__Work to do__: Go through the records underneath and write each one out again exactly.
— START OF Given records —
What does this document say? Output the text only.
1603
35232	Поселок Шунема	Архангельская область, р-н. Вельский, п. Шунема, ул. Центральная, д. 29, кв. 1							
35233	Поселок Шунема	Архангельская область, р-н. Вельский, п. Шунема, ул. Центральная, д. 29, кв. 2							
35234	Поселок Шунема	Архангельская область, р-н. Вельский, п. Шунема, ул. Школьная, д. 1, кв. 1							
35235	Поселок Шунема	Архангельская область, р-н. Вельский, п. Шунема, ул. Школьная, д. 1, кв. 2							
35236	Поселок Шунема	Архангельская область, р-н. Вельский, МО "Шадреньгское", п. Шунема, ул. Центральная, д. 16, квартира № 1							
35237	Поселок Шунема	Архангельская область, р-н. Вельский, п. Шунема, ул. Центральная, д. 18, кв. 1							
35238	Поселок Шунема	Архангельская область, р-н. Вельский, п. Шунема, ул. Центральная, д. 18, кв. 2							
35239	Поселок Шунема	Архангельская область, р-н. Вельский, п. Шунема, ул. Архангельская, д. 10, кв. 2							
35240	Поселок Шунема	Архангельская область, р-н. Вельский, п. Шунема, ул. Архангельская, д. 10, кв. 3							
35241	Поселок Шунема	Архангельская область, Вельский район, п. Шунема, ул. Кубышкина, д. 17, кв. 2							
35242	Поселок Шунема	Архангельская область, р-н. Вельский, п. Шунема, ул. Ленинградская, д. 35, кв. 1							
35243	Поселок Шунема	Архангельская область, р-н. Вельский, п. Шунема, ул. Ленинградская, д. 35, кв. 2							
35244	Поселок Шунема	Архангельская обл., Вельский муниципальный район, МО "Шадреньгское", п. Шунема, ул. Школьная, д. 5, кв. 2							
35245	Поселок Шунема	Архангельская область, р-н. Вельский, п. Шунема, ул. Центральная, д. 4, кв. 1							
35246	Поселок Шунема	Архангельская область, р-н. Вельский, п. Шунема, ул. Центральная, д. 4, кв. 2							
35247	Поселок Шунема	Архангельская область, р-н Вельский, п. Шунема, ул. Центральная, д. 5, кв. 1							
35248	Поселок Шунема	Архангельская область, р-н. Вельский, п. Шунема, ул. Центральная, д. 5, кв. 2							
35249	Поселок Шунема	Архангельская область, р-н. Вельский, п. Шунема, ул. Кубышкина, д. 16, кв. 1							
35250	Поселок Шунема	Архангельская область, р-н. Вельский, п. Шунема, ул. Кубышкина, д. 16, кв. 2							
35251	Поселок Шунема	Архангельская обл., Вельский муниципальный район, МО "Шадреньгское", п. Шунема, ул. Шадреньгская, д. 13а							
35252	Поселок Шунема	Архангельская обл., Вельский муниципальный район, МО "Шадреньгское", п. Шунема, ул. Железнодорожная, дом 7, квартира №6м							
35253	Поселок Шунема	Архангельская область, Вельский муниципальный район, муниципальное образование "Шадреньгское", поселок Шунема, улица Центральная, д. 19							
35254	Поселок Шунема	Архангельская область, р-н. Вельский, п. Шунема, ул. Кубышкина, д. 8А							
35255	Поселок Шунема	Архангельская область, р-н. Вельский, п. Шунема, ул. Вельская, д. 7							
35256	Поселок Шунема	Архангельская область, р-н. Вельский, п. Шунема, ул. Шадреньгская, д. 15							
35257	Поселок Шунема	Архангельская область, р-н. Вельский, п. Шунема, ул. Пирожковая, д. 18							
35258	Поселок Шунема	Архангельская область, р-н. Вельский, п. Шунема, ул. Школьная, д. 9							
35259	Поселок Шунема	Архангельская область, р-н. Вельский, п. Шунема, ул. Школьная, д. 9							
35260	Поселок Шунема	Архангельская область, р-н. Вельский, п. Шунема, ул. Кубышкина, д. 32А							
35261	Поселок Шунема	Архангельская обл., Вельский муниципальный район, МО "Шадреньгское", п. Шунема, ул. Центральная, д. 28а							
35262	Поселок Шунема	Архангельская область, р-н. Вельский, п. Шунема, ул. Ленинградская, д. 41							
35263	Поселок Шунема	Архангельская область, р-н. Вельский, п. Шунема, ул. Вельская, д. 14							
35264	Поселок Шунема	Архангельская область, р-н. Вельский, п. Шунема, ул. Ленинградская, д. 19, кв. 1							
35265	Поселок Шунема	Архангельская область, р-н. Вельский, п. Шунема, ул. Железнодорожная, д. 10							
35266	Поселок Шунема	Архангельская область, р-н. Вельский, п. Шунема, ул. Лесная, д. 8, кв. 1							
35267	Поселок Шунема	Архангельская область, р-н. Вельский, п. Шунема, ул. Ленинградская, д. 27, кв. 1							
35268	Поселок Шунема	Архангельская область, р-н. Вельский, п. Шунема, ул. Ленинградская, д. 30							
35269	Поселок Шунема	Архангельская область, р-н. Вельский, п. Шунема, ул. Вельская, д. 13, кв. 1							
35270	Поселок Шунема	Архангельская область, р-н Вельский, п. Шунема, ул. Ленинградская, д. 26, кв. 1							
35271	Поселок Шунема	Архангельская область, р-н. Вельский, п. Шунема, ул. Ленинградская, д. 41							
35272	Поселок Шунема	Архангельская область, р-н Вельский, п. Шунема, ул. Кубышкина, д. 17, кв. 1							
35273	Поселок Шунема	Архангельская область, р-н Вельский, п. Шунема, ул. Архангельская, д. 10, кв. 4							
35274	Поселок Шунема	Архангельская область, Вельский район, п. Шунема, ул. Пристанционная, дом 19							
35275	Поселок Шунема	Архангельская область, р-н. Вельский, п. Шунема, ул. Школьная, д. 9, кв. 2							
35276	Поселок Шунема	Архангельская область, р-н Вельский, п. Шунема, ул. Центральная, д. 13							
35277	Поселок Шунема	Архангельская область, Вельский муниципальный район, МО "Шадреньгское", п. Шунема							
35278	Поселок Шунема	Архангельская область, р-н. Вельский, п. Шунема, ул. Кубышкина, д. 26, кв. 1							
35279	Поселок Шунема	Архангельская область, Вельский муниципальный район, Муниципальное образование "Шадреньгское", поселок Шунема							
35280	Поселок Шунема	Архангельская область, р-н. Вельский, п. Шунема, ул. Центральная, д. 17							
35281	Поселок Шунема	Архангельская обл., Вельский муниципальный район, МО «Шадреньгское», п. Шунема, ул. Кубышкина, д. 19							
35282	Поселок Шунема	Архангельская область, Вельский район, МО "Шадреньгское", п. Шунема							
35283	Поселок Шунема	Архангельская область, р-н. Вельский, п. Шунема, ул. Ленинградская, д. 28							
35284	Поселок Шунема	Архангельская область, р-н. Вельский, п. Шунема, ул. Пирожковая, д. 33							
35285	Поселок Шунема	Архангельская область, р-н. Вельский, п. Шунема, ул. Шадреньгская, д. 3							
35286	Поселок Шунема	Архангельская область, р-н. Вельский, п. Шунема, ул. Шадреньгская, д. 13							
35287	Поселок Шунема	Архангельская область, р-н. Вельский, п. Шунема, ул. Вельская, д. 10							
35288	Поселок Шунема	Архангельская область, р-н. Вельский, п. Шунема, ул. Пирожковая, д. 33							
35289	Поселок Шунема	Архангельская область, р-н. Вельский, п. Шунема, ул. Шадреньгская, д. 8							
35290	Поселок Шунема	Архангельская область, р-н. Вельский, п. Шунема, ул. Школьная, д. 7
— END OF Given records —
__Task result__:
What does this document say? Output the text only.
1603
35232	Поселок Шунема	Архангельская область, р-н. Вельский, п. Шунема, ул. Центральная, д. 29, кв. 1							
35233	Поселок Шунема	Архангельская область, р-н. Вельский, п. Шунема, ул. Центральная, д. 29, кв. 2							
35234	Поселок Шунема	Архангельская область, р-н. Вельский, п. Шунема, ул. Школьная, д. 1, кв. 1							
35235	Поселок Шунема	Архангельская область, р-н. Вельский, п. Шунема, ул. Школьная, д. 1, кв. 2							
35236	Поселок Шунема	Архангельская область, р-н. Вельский, МО "Шадреньгское", п. Шунема, ул. Центральная, д. 16, квартира № 1							
35237	Поселок Шунема	Архангельская область, р-н. Вельский, п. Шунема, ул. Центральная, д. 18, кв. 1							
35238	Поселок Шунема	Архангельская область, р-н. Вельский, п. Шунема, ул. Центральная, д. 18, кв. 2							
35239	Поселок Шунема	Архангельская область, р-н. Вельский, п. Шунема, ул. Архангельская, д. 10, кв. 2							
35240	Поселок Шунема	Архангельская область, р-н. Вельский, п. Шунема, ул. Архангельская, д. 10, кв. 3							
35241	Поселок Шунема	Архангельская область, Вельский район, п. Шунема, ул. Кубышкина, д. 17, кв. 2							
35242	Поселок Шунема	Архангельская область, р-н. Вельский, п. Шунема, ул. Ленинградская, д. 35, кв. 1							
35243	Поселок Шунема	Архангельская область, р-н. Вельский, п. Шунема, ул. Ленинградская, д. 35, кв. 2							
35244	Поселок Шунема	Архангельская обл., Вельский муниципальный район, МО "Шадреньгское", п. Шунема, ул. Школьная, д. 5, кв. 2							
35245	Поселок Шунема	Архангельская область, р-н. Вельский, п. Шунема, ул. Центральная, д. 4, кв. 1							
35246	Поселок Шунема	Архангельская область, р-н. Вельский, п. Шунема, ул. Центральная, д. 4, кв. 2							
35247	Поселок Шунема	Архангельская область, р-н Вельский, п. Шунема, ул. Центральная, д. 5, кв. 1							
35248	Поселок Шунема	Архангельская область, р-н. Вельский, п. Шунема, ул. Центральная, д. 5, кв. 2							
35249	Поселок Шунема	Архангельская область, р-н. Вельский, п. Шунема, ул. Кубышкина, д. 16, кв. 1							
35250	Поселок Шунема	Архангельская область, р-н. Вельский, п. Шунема, ул. Кубышкина, д. 16, кв. 2							
35251	Поселок Шунема	Архангельская обл., Вельский муниципальный район, МО "Шадреньгское", п. Шунема, ул. Шадреньгская, д. 13а							
35252	Поселок Шунема	Архангельская обл., Вельский муниципальный район, МО "Шадреньгское", п. Шунема, ул. Железнодорожная, дом 7, квартира №6м							
35253	Поселок Шунема	Архангельская область, Вельский муниципальный район, муниципальное образование "Шадреньгское", поселок Шунема, улица Центральная, д. 19							
35254	Поселок Шунема	Архангельская область, р-н. Вельский, п. Шунема, ул. Кубышкина, д. 8А							
35255	Поселок Шунема	Архангельская область, р-н. Вельский, п. Шунема, ул. Вельская, д. 7							
35256	Поселок Шунема	Архангельская область, р-н. Вельский, п. Шунема, ул. Шадреньгская, д. 15							
35257	Поселок Шунема	Архангельская область, р-н. Вельский, п. Шунема, ул. Пирожковая, д. 18							
35258	Поселок Шунема	Архангельская область, р-н. Вельский, п. Шунема, ул. Школьная, д. 9							
35259	Поселок Шунема	Архангельская область, р-н. Вельский, п. Шунема, ул. Школьная, д. 9							
35260	Поселок Шунема	Архангельская область, р-н. Вельский, п. Шунема, ул. Кубышкина, д. 32А							
35261	Поселок Шунема	Архангельская обл., Вельский муниципальный район, МО "Шадреньгское", п. Шунема, ул. Центральная, д. 28а							
35262	Поселок Шунема	Архангельская область, р-н. Вельский, п. Шунема, ул. Ленинградская, д. 41							
35263	Поселок Шунема	Архангельская область, р-н. Вельский, п. Шунема, ул. Вельская, д. 14							
35264	Поселок Шунема	Архангельская область, р-н. Вельский, п. Шунема, ул. Ленинградская, д. 19, кв. 1							
35265	Поселок Шунема	Архангельская область, р-н. Вельский, п. Шунема, ул. Железнодорожная, д. 10							
35266	Поселок Шунема	Архангельская область, р-н. Вельский, п. Шунема, ул. Лесная, д. 8, кв. 1							
35267	Поселок Шунема	Архангельская область, р-н. Вельский, п. Шунема, ул. Ленинградская, д. 27, кв. 1							
35268	Поселок Шунема	Архангельская область, р-н. Вельский, п. Шунема, ул. Ленинградская, д. 30							
35269	Поселок Шунема	Архангельская область, р-н. Вельский, п. Шунема, ул. Вельская, д. 13, кв. 1							
35270	Поселок Шунема	Архангельская область, р-н Вельский, п. Шунема, ул. Ленинградская, д. 26, кв. 1							
35271	Поселок Шунема	Архангельская область, р-н. Вельский, п. Шунема, ул. Ленинградская, д. 41							
35272	Поселок Шунема	Архангельская область, р-н Вельский, п. Шунема, ул. Кубышкина, д. 17, кв. 1							
35273	Поселок Шунема	Архангельская область, р-н Вельский, п. Шунема, ул. Архангельская, д. 10, кв. 4							
35274	Поселок Шунема	Архангельская область, Вельский район, п. Шунема, ул. Пристанционная, дом 19							
35275	Поселок Шунема	Архангельская область, р-н. Вельский, п. Шунема, ул. Школьная, д. 9, кв. 2							
35276	Поселок Шунема	Архангельская область, р-н Вельский, п. Шунема, ул. Центральная, д. 13							
35277	Поселок Шунема	Архангельская область, Вельский муниципальный район, МО "Шадреньгское", п. Шунема							
35278	Поселок Шунема	Архангельская область, р-н. Вельский, п. Шунема, ул. Кубышкина, д. 26, кв. 1							
35279	Поселок Шунема	Архангельская область, Вельский муниципальный район, Муниципальное образование "Шадреньгское", поселок Шунема							
35280	Поселок Шунема	Архангельская область, р-н. Вельский, п. Шунема, ул. Центральная, д. 17							
35281	Поселок Шунема	Архангельская обл., Вельский муниципальный район, МО «Шадреньгское», п. Шунема, ул. Кубышкина, д. 19							
35282	Поселок Шунема	Архангельская область, Вельский район, МО "Шадреньгское", п. Шунема							
35283	Поселок Шунема	Архангельская область, р-н. Вельский, п. Шунема, ул. Ленинградская, д. 28							
35284	Поселок Шунема	Архангельская область, р-н. Вельский, п. Шунема, ул. Пирожковая, д. 33							
35285	Поселок Шунема	Архангельская область, р-н. Вельский, п. Шунема, ул. Шадреньгская, д. 3							
35286	Поселок Шунема	Архангельская область, р-н. Вельский, п. Шунема, ул. Шадреньгская, д. 13							
35287	Поселок Шунема	Архангельская область, р-н. Вельский, п. Шунема, ул. Вельская, д. 10							
35288	Поселок Шунема	Архангельская область, р-н. Вельский, п. Шунема, ул. Пирожковая, д. 33							
35289	Поселок Шунема	Архангельская область, р-н. Вельский, п. Шунема, ул. Шадреньгская, д. 8							
35290	Поселок Шунема	Архангельская область, р-н. Вельский, п. Шунема, ул. Школьная, д. 7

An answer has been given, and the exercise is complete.